Print the records below exactly as they appear.

Extracted records
--- BEGIN ---

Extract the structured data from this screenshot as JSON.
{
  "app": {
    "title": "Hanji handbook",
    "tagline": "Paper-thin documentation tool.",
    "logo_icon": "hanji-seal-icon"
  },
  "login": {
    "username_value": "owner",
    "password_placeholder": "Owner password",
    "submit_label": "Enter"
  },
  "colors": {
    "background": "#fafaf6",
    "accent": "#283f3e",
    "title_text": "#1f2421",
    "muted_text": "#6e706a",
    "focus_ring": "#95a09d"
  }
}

--- END ---

▶ [Task answer]:
Extract the structured data from this screenshot as JSON.
{
  "app": {
    "title": "Hanji handbook",
    "tagline": "Paper-thin documentation tool.",
    "logo_icon": "hanji-seal-icon"
  },
  "login": {
    "username_value": "owner",
    "password_placeholder": "Owner password",
    "submit_label": "Enter"
  },
  "colors": {
    "background": "#fafaf6",
    "accent": "#283f3e",
    "title_text": "#1f2421",
    "muted_text": "#6e706a",
    "focus_ring": "#95a09d"
  }
}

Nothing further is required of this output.